Problems:
**A.** Transcribe the passage in the forum thread on infamous last words from "I was having" up to and including "best option :)".
**B.** For each statement below, say yes or no according to the forum thread on infamous last words, and quote the words of the thread that decide it.
(i) The poster chargrill voted for "reformat and reinstall".
(ii) After the reinstall, CPAN worked without any problems.
(iii) The poster swampyankee has learned to test after making changes in comment text.

Page excerpt:
=-=-=-=-=

Re: Most infamous "Last words":
by chargrill (Parson) on Aug 25, 2006 at 04:56 UTC

    I voted for "reformat and reinstall".

    I was having trouble after trouble with my perl installation on cygwin at my new job. CPAN was broken - refused to run make. I'd use it to get get modules, then cd ~/.cpan/build/module-dir; make && make test.... Had to work out the dependencies myself. Then cygwin/X stopped working. "Screw this, I'll just blow away C:\cygwin and start from scratch".

    Half a day later, and I think I have most of the modules I had worked so hard to get installed the first time re-installed. CPAN is still a little funky (serves me right for keeping a "hand-me-down" computer instead of insisting on a freshly imaged box) but let me tell you that reformating and reinstalling is not always the best option :)



    --chargrill
    $,=42;for(34,0,-3,9,-11,11,-17,7,-5){$*.=pack'c'=>$,+=$_}for(reverse s +plit//=>$* ){$%++?$ %%2?push@C,$_,$":push@c,$_,$":(push@C,$_,$")&&push@c,$"}$C[$# +C]=$/;($#C >$#c)?($ c=\@C)&&($ C=\@c):($ c=\@c)&&($C=\@C);$%=$|;for(@$c){print$_^ +$$C[$%++]}
Re: Most infamous "Last words":
by swampyankee (Parson) on Aug 25, 2006 at 16:31 UTC

    Those famous programming last words: "It's just a trivial change; I don't need to test anything." are missing.

    In my old age, I've learned to test after making changes in comment text.

    emc

    Only two things are infinite, the universe and human stupidity, and I'm not sure about the former.

    Albert Einstein
Re: Most infamous "Last words": (what happened?)

=-=-=-=-=

Information supplied:
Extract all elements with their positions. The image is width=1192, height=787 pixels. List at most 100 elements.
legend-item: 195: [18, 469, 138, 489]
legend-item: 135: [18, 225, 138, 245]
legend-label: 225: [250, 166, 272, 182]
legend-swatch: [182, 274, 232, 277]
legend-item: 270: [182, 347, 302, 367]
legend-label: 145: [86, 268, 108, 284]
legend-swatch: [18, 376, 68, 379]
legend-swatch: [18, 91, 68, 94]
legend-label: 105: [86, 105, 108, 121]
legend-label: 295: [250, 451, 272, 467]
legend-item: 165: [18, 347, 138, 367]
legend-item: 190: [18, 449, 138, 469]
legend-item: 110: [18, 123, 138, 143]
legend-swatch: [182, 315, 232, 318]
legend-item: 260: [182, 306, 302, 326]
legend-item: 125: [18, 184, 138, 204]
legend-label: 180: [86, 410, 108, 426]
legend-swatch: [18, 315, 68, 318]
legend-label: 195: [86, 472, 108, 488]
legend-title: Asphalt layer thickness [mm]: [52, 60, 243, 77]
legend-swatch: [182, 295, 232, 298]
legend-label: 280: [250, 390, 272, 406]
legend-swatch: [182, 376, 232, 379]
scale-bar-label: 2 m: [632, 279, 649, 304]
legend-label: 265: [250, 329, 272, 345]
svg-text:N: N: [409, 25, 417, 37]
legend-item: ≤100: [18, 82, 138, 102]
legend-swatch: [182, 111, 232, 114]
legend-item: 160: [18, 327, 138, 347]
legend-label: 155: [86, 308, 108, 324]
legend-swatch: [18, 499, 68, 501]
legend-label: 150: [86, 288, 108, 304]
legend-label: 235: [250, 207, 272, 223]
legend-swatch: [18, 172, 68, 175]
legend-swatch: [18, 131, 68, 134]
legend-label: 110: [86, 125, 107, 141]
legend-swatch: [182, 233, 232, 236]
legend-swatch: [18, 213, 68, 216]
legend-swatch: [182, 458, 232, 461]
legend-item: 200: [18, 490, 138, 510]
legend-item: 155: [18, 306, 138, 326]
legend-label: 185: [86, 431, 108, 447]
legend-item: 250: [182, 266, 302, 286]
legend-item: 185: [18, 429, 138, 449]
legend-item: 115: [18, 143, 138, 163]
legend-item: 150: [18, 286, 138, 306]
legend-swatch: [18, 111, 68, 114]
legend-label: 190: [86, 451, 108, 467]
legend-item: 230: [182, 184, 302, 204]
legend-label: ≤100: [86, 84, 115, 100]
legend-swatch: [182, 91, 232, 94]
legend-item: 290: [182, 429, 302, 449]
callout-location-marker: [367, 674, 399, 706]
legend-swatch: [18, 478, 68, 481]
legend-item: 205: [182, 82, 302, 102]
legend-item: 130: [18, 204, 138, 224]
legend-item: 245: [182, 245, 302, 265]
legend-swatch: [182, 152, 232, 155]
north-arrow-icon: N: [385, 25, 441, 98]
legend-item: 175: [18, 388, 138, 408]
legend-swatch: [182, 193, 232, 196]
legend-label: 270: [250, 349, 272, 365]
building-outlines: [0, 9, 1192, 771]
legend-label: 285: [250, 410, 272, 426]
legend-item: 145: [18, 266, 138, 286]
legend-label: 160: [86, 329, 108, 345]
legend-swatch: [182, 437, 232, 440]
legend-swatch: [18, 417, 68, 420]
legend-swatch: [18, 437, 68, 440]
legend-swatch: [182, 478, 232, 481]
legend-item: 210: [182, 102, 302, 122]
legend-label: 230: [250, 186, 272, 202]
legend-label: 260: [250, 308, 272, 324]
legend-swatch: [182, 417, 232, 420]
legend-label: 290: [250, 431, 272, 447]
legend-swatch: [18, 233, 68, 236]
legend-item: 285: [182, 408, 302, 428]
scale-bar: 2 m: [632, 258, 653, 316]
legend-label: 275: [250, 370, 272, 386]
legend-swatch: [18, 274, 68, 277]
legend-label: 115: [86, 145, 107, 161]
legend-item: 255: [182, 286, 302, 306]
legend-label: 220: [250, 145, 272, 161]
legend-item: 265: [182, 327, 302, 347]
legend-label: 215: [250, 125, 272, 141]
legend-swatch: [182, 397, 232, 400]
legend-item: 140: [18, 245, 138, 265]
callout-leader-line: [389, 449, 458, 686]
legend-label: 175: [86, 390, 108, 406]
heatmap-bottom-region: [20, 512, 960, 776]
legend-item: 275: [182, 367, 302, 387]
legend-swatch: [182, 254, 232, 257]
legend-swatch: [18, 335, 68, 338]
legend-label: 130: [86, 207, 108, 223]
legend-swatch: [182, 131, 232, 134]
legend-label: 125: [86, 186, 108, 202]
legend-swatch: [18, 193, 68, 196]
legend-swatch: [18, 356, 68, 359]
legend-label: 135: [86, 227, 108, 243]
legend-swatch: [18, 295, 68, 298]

=-=-=-=-=

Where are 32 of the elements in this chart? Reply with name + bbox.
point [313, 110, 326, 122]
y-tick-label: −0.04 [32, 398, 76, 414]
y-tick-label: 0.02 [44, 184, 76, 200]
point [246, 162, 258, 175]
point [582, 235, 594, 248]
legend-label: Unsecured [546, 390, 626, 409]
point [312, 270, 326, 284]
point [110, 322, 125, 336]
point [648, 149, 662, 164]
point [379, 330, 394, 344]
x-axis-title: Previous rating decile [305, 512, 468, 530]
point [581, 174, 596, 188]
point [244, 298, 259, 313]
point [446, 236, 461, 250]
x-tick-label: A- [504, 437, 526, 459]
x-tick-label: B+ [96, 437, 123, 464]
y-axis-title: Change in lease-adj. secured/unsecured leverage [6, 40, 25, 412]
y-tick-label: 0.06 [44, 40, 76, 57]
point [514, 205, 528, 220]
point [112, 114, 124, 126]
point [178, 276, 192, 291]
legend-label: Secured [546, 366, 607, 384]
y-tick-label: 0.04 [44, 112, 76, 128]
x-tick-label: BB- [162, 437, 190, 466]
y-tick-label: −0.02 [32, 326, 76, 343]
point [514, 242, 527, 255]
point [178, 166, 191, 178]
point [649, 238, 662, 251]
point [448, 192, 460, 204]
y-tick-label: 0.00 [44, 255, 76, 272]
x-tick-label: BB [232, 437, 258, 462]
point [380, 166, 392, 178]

=-=-=-=-=

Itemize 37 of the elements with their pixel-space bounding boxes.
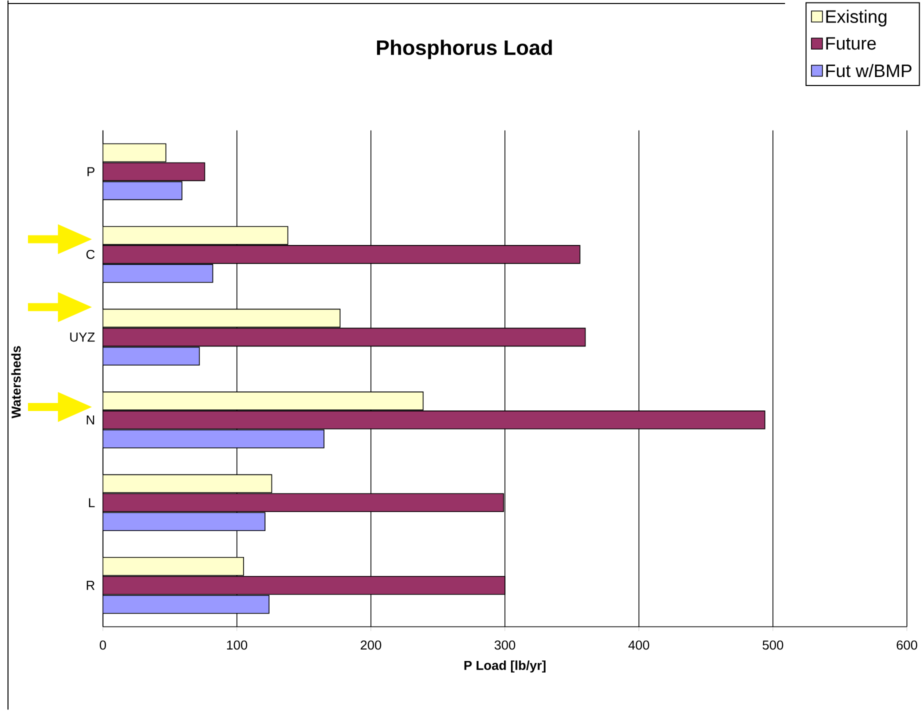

=-=-=-=-=

Answers in order:
**A.**
I was having trouble after trouble with my perl installation on cygwin at my new job. CPAN was broken - refused to run make. I'd use it to get get modules, then cd ~/.cpan/build/module-dir; make && make test.... Had to work out the dependencies myself. Then cygwin/X stopped working. "Screw this, I'll just blow away C:\cygwin and start from scratch".

    Half a day later, and I think I have most of the modules I had worked so hard to get installed the first time re-installed. CPAN is still a little funky (serves me right for keeping a "hand-me-down" computer instead of insisting on a freshly imaged box) but let me tell you that reformating and reinstalling is not always the best option :)

**B.**
(i) Yes: "I voted for "reformat and reinstall"."
(ii) No: "CPAN is still a little funky"
(iii) Yes: "In my old age, I've learned to test after making changes in comment text."